● Work to complete:
Write out the entire listing below exactly, with the pictures left out.

● Supplied information:
— begin —

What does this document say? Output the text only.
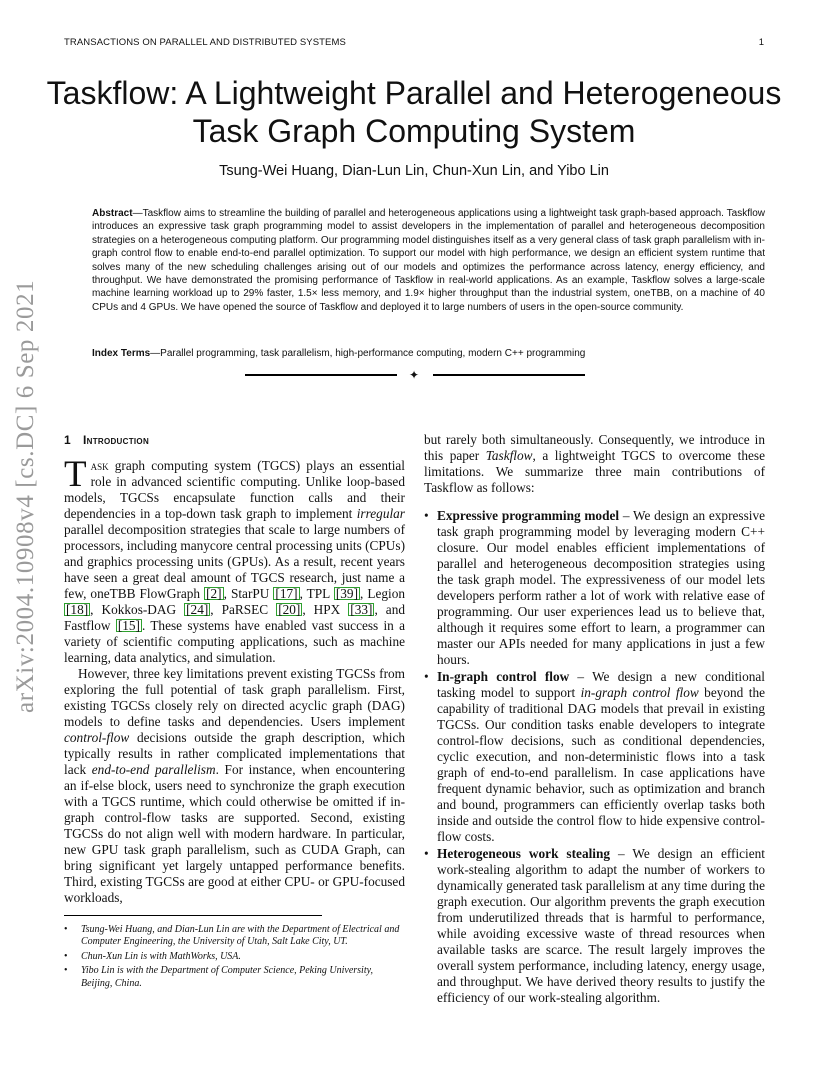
TRANSACTIONS ON PARALLEL AND DISTRIBUTED SYSTEMS	1
Taskflow: A Lightweight Parallel and Heterogeneous Task Graph Computing System
Tsung-Wei Huang, Dian-Lun Lin, Chun-Xun Lin, and Yibo Lin

Abstract—Taskflow aims to streamline the building of parallel and heterogeneous applications using a lightweight task graph-based approach. Taskflow introduces an expressive task graph programming model to assist developers in the implementation of parallel and heterogeneous decomposition strategies on a heterogeneous computing platform. Our programming model distinguishes itself as a very general class of task graph parallelism with in-graph control flow to enable end-to-end parallel optimization. To support our model with high performance, we design an efficient system runtime that solves many of the new scheduling challenges arising out of our models and optimizes the performance across latency, energy efficiency, and throughput. We have demonstrated the promising performance of Taskflow in real-world applications. As an example, Taskflow solves a large-scale machine learning workload up to 29% faster, 1.5× less memory, and 1.9× higher throughput than the industrial system, oneTBB, on a machine of 40 CPUs and 4 GPUs. We have opened the source of Taskflow and deployed it to large numbers of users in the open-source community.

Index Terms—Parallel programming, task parallelism, high-performance computing, modern C++ programming

✦
arXiv:2004.10908v4 [cs.DC] 6 Sep 2021 1 Introduction

Task graph computing system (TGCS) plays an essential role in advanced scientific computing. Unlike loop-based models, TGCSs encapsulate function calls and their dependencies in a top-down task graph to implement irregular parallel decomposition strategies that scale to large numbers of processors, including manycore central processing units (CPUs) and graphics processing units (GPUs). As a result, recent years have seen a great deal amount of TGCS research, just name a few, oneTBB FlowGraph [2] , StarPU [17] , TPL [39] , Legion [18] , Kokkos-DAG [24] , PaRSEC [20] , HPX [33] , and Fastflow [15] . These systems have enabled vast success in a variety of scientific computing applications, such as machine learning, data analytics, and simulation.

However, three key limitations prevent existing TGCSs from exploring the full potential of task graph parallelism. First, existing TGCSs closely rely on directed acyclic graph (DAG) models to define tasks and dependencies. Users implement control-flow decisions outside the graph description, which typically results in rather complicated implementations that lack end-to-end parallelism. For instance, when encountering an if-else block, users need to synchronize the graph execution with a TGCS runtime, which could otherwise be omitted if in-graph control-flow tasks are supported. Second, existing TGCSs do not align well with modern hardware. In particular, new GPU task graph parallelism, such as CUDA Graph, can bring significant yet largely untapped performance benefits. Third, existing TGCSs are good at either CPU- or GPU-focused workloads,

• Tsung-Wei Huang, and Dian-Lun Lin are with the Department of Electrical and Computer Engineering, the University of Utah, Salt Lake City, UT.
• Chun-Xun Lin is with MathWorks, USA.
• Yibo Lin is with the Department of Computer Science, Peking University, Beijing, China.

but rarely both simultaneously. Consequently, we introduce in this paper Taskflow, a lightweight TGCS to overcome these limitations. We summarize three main contributions of Taskflow as follows:

• Expressive programming model – We design an expressive task graph programming model by leveraging modern C++ closure. Our model enables efficient implementations of parallel and heterogeneous decomposition strategies using the task graph model. The expressiveness of our model lets developers perform rather a lot of work with relative ease of programming. Our user experiences lead us to believe that, although it requires some effort to learn, a programmer can master our APIs needed for many applications in just a few hours.
• In-graph control flow – We design a new conditional tasking model to support in-graph control flow beyond the capability of traditional DAG models that prevail in existing TGCSs. Our condition tasks enable developers to integrate control-flow decisions, such as conditional dependencies, cyclic execution, and non-deterministic flows into a task graph of end-to-end parallelism. In case applications have frequent dynamic behavior, such as optimization and branch and bound, programmers can efficiently overlap tasks both inside and outside the control flow to hide expensive control-flow costs.
• Heterogeneous work stealing – We design an efficient work-stealing algorithm to adapt the number of workers to dynamically generated task parallelism at any time during the graph execution. Our algorithm prevents the graph execution from underutilized threads that is harmful to performance, while avoiding excessive waste of thread resources when available tasks are scarce. The result largely improves the overall system performance, including latency, energy usage, and throughput. We have derived theory results to justify the efficiency of our work-stealing algorithm.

— end —

● Exercise answer:
What does this document say? Output the text only.
TRANSACTIONS ON PARALLEL AND DISTRIBUTED SYSTEMS	1
Taskflow: A Lightweight Parallel and Heterogeneous Task Graph Computing System
Tsung-Wei Huang, Dian-Lun Lin, Chun-Xun Lin, and Yibo Lin

Abstract—Taskflow aims to streamline the building of parallel and heterogeneous applications using a lightweight task graph-based approach. Taskflow introduces an expressive task graph programming model to assist developers in the implementation of parallel and heterogeneous decomposition strategies on a heterogeneous computing platform. Our programming model distinguishes itself as a very general class of task graph parallelism with in-graph control flow to enable end-to-end parallel optimization. To support our model with high performance, we design an efficient system runtime that solves many of the new scheduling challenges arising out of our models and optimizes the performance across latency, energy efficiency, and throughput. We have demonstrated the promising performance of Taskflow in real-world applications. As an example, Taskflow solves a large-scale machine learning workload up to 29% faster, 1.5× less memory, and 1.9× higher throughput than the industrial system, oneTBB, on a machine of 40 CPUs and 4 GPUs. We have opened the source of Taskflow and deployed it to large numbers of users in the open-source community.

Index Terms—Parallel programming, task parallelism, high-performance computing, modern C++ programming

✦
arXiv:2004.10908v4 [cs.DC] 6 Sep 2021 1 Introduction

Task graph computing system (TGCS) plays an essential role in advanced scientific computing. Unlike loop-based models, TGCSs encapsulate function calls and their dependencies in a top-down task graph to implement irregular parallel decomposition strategies that scale to large numbers of processors, including manycore central processing units (CPUs) and graphics processing units (GPUs). As a result, recent years have seen a great deal amount of TGCS research, just name a few, oneTBB FlowGraph [2] , StarPU [17] , TPL [39] , Legion [18] , Kokkos-DAG [24] , PaRSEC [20] , HPX [33] , and Fastflow [15] . These systems have enabled vast success in a variety of scientific computing applications, such as machine learning, data analytics, and simulation.

However, three key limitations prevent existing TGCSs from exploring the full potential of task graph parallelism. First, existing TGCSs closely rely on directed acyclic graph (DAG) models to define tasks and dependencies. Users implement control-flow decisions outside the graph description, which typically results in rather complicated implementations that lack end-to-end parallelism. For instance, when encountering an if-else block, users need to synchronize the graph execution with a TGCS runtime, which could otherwise be omitted if in-graph control-flow tasks are supported. Second, existing TGCSs do not align well with modern hardware. In particular, new GPU task graph parallelism, such as CUDA Graph, can bring significant yet largely untapped performance benefits. Third, existing TGCSs are good at either CPU- or GPU-focused workloads,

• Tsung-Wei Huang, and Dian-Lun Lin are with the Department of Electrical and Computer Engineering, the University of Utah, Salt Lake City, UT.
• Chun-Xun Lin is with MathWorks, USA.
• Yibo Lin is with the Department of Computer Science, Peking University, Beijing, China.

but rarely both simultaneously. Consequently, we introduce in this paper Taskflow, a lightweight TGCS to overcome these limitations. We summarize three main contributions of Taskflow as follows:

• Expressive programming model – We design an expressive task graph programming model by leveraging modern C++ closure. Our model enables efficient implementations of parallel and heterogeneous decomposition strategies using the task graph model. The expressiveness of our model lets developers perform rather a lot of work with relative ease of programming. Our user experiences lead us to believe that, although it requires some effort to learn, a programmer can master our APIs needed for many applications in just a few hours.
• In-graph control flow – We design a new conditional tasking model to support in-graph control flow beyond the capability of traditional DAG models that prevail in existing TGCSs. Our condition tasks enable developers to integrate control-flow decisions, such as conditional dependencies, cyclic execution, and non-deterministic flows into a task graph of end-to-end parallelism. In case applications have frequent dynamic behavior, such as optimization and branch and bound, programmers can efficiently overlap tasks both inside and outside the control flow to hide expensive control-flow costs.
• Heterogeneous work stealing – We design an efficient work-stealing algorithm to adapt the number of workers to dynamically generated task parallelism at any time during the graph execution. Our algorithm prevents the graph execution from underutilized threads that is harmful to performance, while avoiding excessive waste of thread resources when available tasks are scarce. The result largely improves the overall system performance, including latency, energy usage, and throughput. We have derived theory results to justify the efficiency of our work-stealing algorithm.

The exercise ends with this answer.